Data items

§ §

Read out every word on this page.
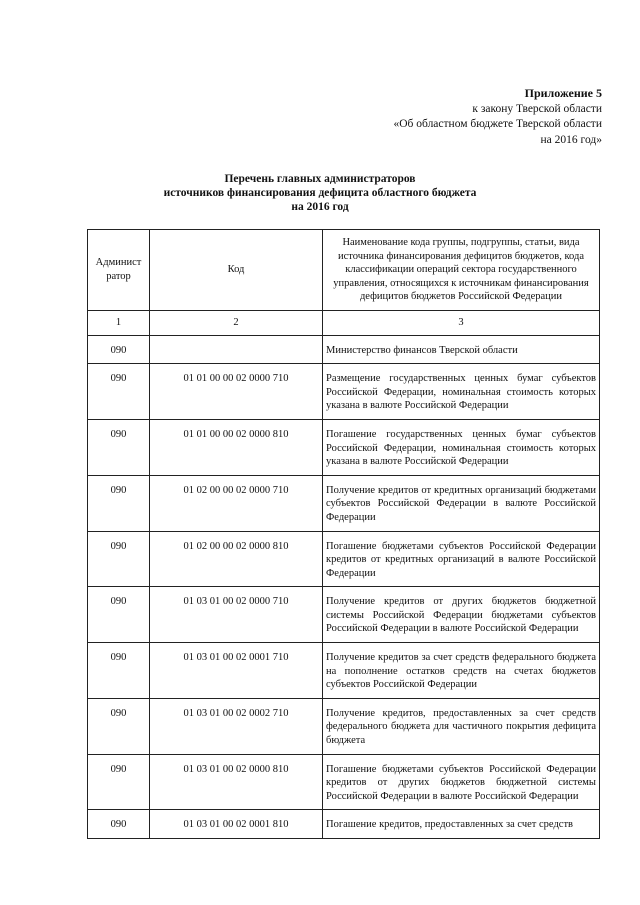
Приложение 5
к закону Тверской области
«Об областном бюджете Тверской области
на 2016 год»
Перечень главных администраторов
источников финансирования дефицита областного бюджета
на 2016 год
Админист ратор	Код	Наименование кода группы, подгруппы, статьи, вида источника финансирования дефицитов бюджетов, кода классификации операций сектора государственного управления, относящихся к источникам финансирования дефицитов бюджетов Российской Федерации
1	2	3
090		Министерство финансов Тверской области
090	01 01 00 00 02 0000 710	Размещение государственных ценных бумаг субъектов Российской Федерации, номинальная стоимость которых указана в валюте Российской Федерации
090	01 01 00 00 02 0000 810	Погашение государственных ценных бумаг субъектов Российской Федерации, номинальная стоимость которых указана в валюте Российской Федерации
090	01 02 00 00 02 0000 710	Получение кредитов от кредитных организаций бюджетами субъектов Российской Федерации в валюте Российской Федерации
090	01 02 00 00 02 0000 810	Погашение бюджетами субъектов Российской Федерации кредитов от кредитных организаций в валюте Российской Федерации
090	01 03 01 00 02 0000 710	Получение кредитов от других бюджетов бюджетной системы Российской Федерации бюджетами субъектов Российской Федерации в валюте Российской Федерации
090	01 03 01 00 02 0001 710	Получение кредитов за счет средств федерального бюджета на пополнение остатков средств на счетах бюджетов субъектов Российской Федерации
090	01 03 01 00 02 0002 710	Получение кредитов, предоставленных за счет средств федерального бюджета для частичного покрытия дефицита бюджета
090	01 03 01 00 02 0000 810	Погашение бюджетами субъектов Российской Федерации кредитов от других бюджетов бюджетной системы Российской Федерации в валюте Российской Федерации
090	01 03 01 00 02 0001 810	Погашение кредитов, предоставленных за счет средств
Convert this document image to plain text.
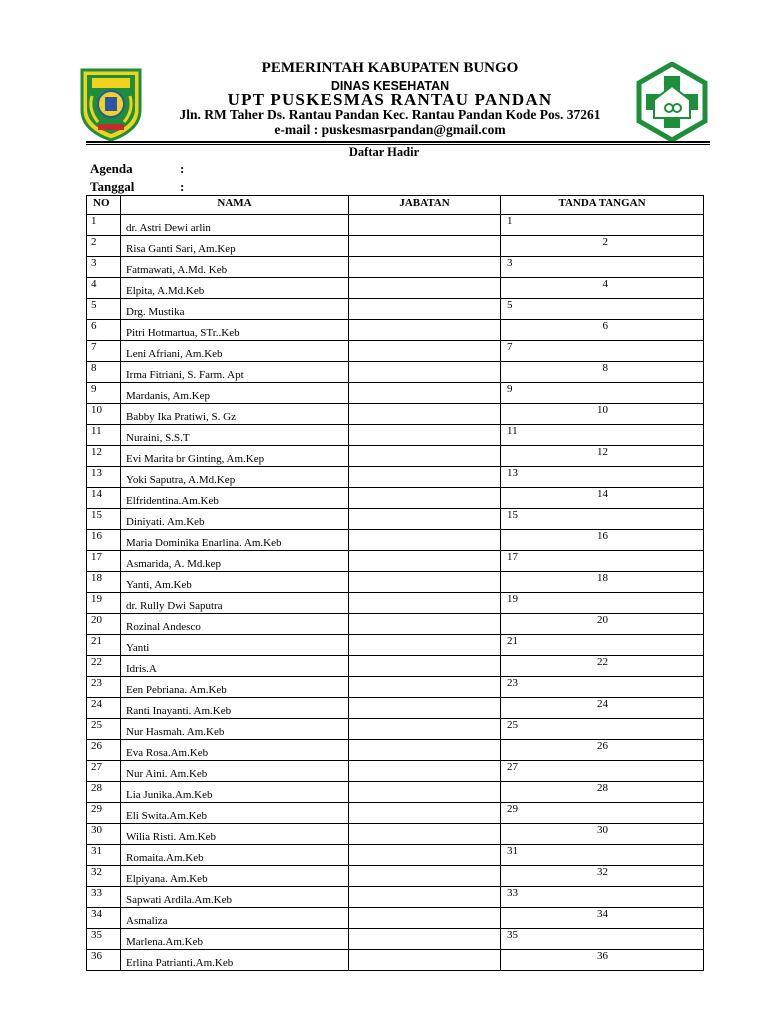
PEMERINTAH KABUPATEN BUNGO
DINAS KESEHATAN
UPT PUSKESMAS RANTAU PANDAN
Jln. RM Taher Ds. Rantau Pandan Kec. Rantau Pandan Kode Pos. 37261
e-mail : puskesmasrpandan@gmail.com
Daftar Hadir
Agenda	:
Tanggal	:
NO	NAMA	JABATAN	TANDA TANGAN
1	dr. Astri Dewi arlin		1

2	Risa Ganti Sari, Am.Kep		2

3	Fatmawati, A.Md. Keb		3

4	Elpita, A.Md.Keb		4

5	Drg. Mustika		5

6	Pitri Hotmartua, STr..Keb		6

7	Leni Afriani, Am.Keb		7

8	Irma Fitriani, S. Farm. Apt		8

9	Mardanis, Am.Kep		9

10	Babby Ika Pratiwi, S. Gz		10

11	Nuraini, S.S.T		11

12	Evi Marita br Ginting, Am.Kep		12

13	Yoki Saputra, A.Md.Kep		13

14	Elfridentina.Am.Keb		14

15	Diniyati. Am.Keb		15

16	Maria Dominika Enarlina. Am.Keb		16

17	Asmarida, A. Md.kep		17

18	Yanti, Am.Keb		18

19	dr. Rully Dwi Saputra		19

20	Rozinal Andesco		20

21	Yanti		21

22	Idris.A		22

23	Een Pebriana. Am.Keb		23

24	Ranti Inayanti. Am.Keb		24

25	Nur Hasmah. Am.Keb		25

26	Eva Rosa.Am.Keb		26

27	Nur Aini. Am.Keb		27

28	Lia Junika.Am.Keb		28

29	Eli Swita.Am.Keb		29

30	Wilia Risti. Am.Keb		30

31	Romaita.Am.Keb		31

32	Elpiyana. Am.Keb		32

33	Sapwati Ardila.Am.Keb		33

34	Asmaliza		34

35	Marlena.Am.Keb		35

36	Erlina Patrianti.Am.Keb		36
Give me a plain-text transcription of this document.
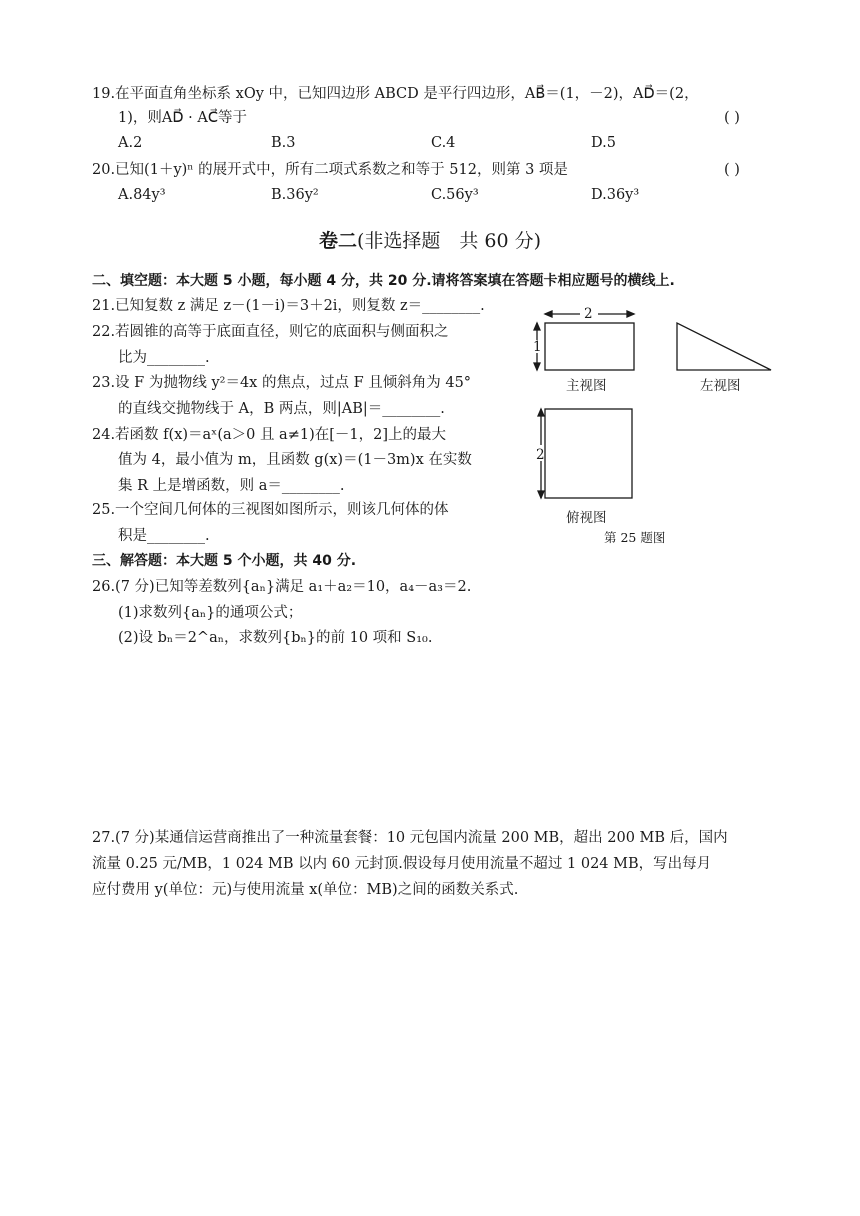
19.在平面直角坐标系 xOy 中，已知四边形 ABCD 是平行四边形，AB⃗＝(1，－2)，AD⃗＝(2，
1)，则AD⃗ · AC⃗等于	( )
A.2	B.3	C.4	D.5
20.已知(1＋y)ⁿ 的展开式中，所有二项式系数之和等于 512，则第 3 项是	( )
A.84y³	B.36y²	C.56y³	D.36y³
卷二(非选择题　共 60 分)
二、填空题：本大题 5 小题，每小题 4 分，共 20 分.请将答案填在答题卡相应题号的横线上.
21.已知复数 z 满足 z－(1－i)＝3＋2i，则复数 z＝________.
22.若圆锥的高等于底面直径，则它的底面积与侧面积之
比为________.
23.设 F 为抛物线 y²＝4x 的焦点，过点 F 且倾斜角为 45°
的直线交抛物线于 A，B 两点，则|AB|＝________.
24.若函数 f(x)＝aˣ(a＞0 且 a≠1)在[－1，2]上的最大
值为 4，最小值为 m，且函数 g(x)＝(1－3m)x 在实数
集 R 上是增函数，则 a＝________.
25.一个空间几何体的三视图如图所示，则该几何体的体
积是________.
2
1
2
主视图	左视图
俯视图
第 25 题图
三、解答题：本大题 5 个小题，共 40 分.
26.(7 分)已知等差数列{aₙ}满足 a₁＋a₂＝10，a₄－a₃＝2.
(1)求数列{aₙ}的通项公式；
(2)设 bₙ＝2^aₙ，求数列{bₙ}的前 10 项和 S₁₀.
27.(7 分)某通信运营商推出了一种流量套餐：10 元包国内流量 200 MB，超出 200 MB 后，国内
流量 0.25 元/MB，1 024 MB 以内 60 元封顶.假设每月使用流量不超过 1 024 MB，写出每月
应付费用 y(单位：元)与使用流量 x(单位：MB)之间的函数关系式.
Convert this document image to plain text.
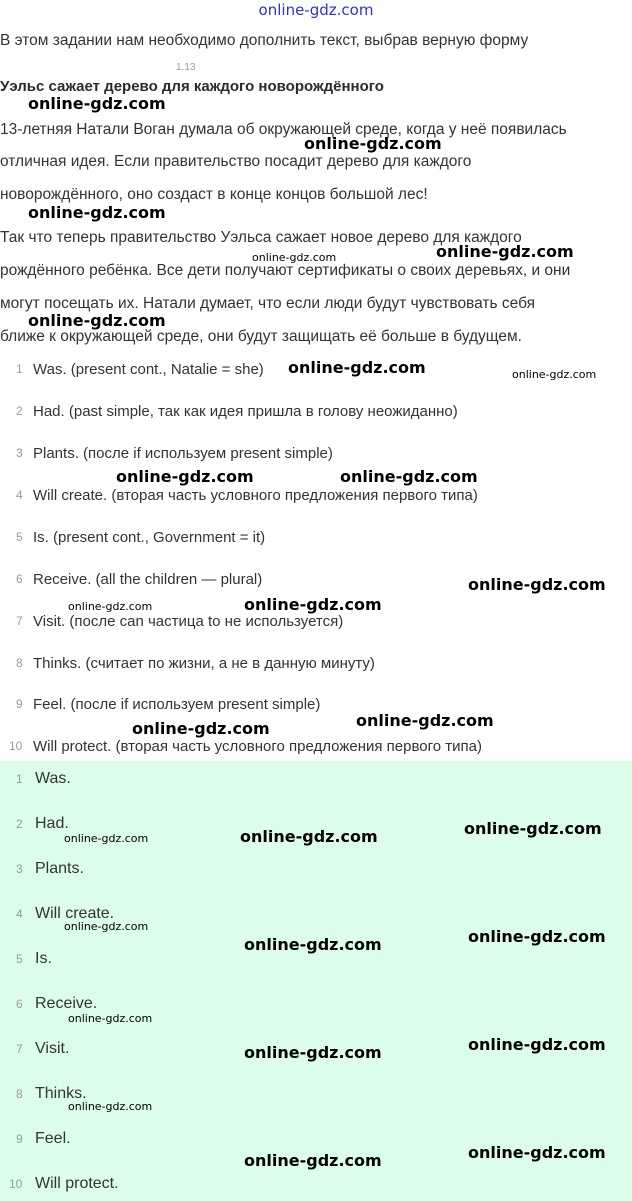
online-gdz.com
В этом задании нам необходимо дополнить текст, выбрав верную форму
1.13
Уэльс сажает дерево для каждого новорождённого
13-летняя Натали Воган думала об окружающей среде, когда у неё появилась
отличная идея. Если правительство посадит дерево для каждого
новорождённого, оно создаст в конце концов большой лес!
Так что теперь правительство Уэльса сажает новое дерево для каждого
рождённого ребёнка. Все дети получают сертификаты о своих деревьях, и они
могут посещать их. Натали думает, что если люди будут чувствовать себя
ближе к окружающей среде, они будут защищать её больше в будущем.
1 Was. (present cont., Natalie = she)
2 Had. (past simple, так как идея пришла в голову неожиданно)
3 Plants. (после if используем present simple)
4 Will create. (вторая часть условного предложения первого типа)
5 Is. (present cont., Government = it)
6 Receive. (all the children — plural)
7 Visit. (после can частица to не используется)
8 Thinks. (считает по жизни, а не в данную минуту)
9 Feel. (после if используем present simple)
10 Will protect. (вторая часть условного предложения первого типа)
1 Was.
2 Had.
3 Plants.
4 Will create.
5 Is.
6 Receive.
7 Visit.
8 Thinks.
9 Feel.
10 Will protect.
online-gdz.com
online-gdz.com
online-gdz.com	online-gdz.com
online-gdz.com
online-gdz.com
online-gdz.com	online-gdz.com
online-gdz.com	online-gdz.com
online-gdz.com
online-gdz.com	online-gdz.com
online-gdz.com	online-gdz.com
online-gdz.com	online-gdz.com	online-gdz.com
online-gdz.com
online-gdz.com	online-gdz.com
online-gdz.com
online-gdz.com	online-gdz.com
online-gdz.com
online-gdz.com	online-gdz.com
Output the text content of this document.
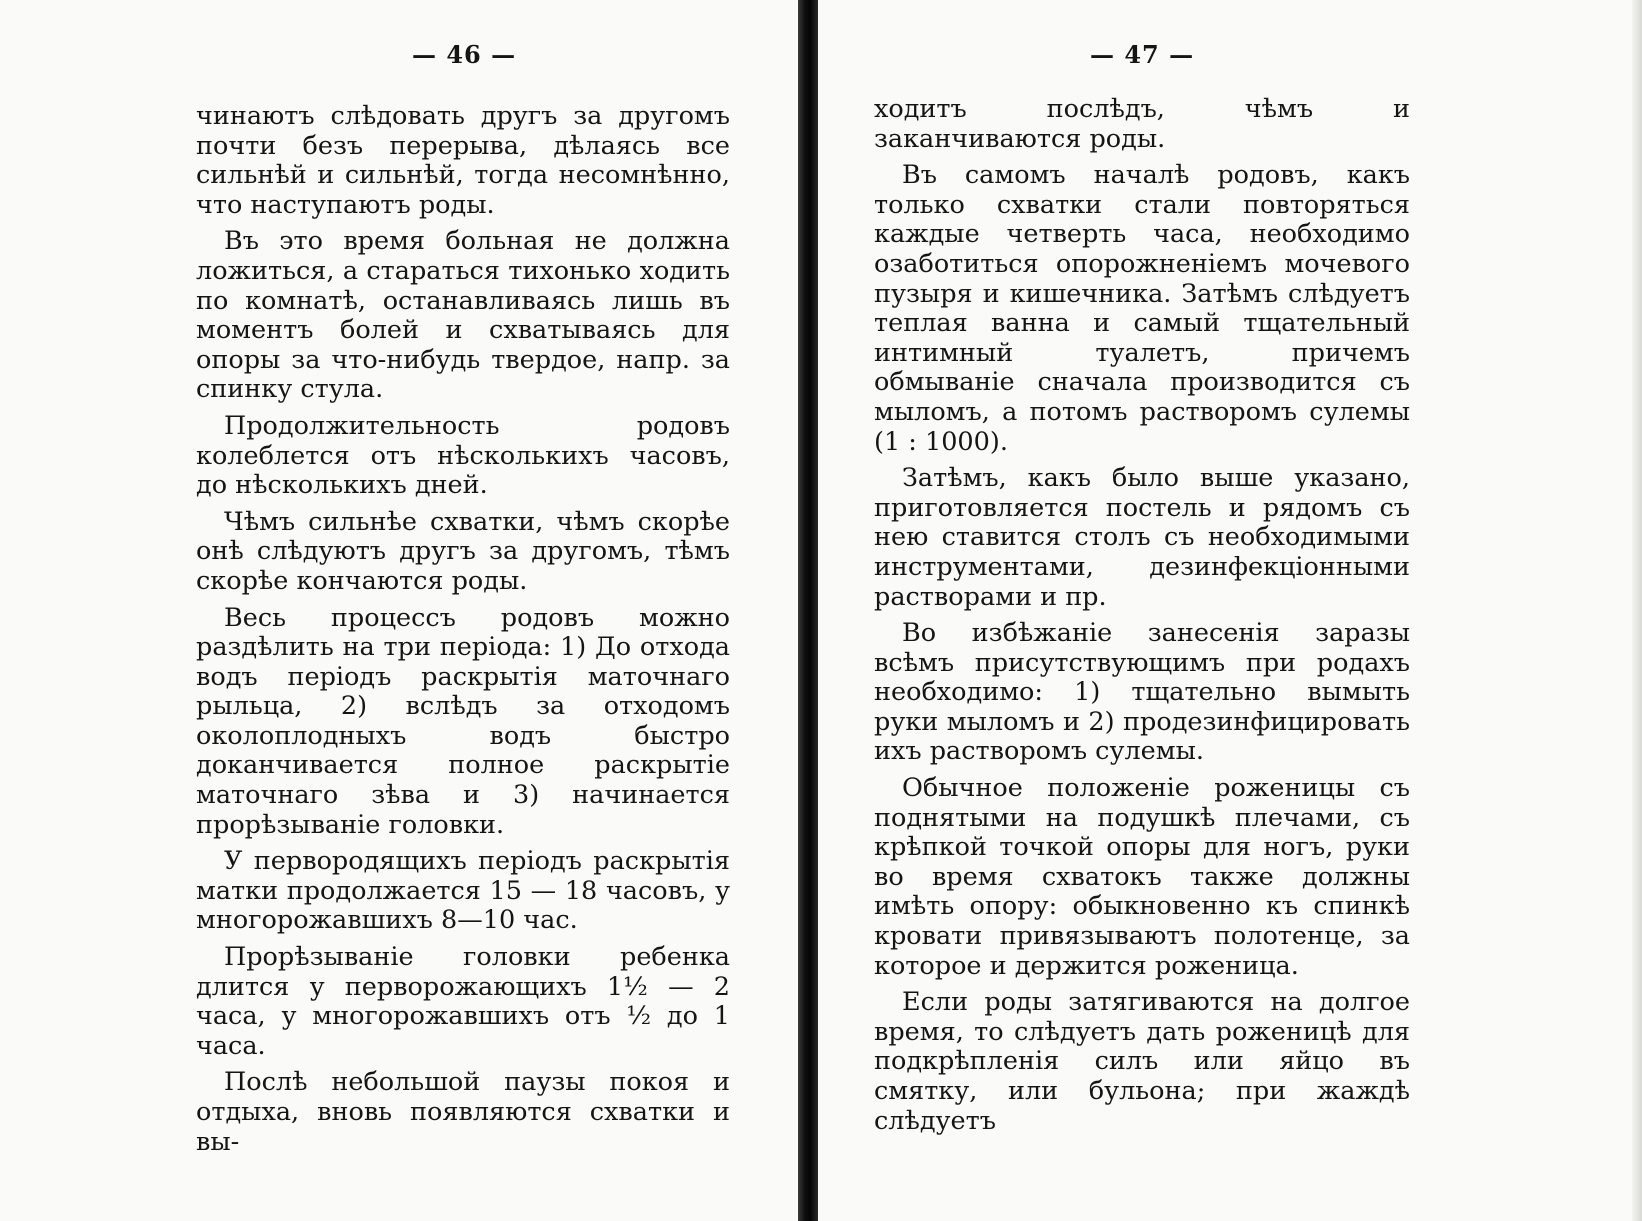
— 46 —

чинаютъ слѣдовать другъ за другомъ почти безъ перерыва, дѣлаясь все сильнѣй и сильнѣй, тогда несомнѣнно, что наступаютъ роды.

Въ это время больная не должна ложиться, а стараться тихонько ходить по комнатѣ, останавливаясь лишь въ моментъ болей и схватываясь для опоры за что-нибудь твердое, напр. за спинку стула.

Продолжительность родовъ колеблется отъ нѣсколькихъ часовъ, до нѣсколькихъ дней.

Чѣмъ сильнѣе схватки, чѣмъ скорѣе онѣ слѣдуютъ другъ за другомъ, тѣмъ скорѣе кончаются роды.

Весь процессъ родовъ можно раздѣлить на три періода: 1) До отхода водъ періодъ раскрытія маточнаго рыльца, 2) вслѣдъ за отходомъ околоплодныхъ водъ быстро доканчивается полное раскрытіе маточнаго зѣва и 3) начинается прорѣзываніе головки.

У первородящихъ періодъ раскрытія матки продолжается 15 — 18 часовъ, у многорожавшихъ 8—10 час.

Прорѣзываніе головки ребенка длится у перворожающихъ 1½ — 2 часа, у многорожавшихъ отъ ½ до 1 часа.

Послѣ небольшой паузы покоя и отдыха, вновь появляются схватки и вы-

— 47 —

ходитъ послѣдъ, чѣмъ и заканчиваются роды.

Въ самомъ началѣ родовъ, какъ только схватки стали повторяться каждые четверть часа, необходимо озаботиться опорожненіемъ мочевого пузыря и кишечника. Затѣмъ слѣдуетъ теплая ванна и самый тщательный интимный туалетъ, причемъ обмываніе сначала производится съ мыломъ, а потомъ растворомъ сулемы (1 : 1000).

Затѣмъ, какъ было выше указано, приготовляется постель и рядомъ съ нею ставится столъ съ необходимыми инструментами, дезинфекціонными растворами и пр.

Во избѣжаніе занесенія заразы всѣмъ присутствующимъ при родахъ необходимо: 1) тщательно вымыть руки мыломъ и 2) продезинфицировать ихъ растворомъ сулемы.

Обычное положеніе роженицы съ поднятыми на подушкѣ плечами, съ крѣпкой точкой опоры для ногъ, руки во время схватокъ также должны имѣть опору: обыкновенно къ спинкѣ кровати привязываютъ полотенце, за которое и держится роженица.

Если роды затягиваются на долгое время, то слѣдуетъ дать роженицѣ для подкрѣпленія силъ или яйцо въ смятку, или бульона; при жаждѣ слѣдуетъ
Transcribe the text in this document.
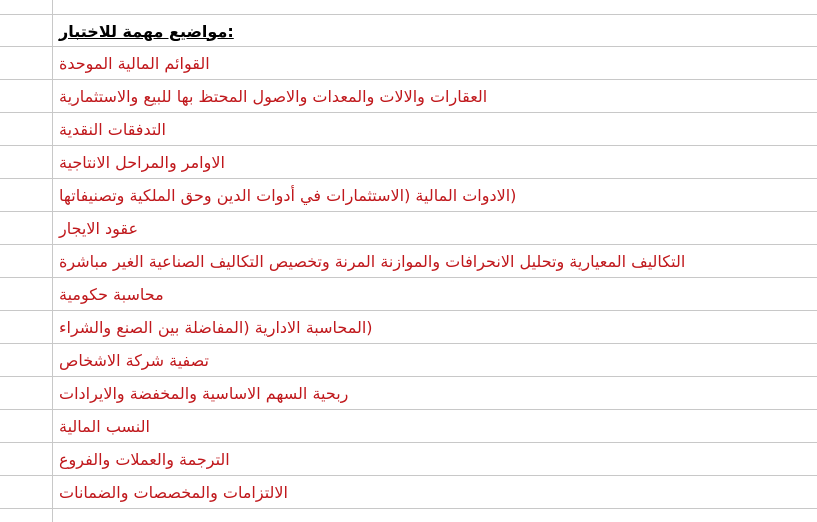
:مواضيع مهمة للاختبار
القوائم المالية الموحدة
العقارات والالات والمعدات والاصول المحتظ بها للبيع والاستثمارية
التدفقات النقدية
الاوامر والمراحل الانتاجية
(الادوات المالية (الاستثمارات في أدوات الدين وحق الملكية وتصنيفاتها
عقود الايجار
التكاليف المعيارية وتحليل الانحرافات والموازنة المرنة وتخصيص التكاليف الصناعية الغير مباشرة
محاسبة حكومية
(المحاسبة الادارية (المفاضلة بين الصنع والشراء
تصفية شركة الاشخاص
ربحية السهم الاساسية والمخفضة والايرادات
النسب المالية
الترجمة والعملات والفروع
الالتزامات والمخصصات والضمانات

§ §

Stated task –
Of the lines above, how many contain the word "области"? Provide the number and nothing else.

Output of the task –
3